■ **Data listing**

┌──

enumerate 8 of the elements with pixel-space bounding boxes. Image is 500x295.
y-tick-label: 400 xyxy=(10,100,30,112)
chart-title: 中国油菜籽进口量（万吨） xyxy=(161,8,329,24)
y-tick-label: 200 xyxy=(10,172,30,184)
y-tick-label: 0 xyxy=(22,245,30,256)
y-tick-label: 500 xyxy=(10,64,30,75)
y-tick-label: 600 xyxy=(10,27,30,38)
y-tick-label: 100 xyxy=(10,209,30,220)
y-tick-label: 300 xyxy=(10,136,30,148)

└──

■ **Exercise objective**
Rewrite these lines with "bounding boxes" swapped for "box coordinates", keeping everything else the same.

■ **Exercise response**
enumerate 8 of the elements with pixel-space box coordinates. Image is 500x295.
y-tick-label: 400 xyxy=(10,100,30,112)
chart-title: 中国油菜籽进口量（万吨） xyxy=(161,8,329,24)
y-tick-label: 200 xyxy=(10,172,30,184)
y-tick-label: 0 xyxy=(22,245,30,256)
y-tick-label: 500 xyxy=(10,64,30,75)
y-tick-label: 600 xyxy=(10,27,30,38)
y-tick-label: 100 xyxy=(10,209,30,220)
y-tick-label: 300 xyxy=(10,136,30,148)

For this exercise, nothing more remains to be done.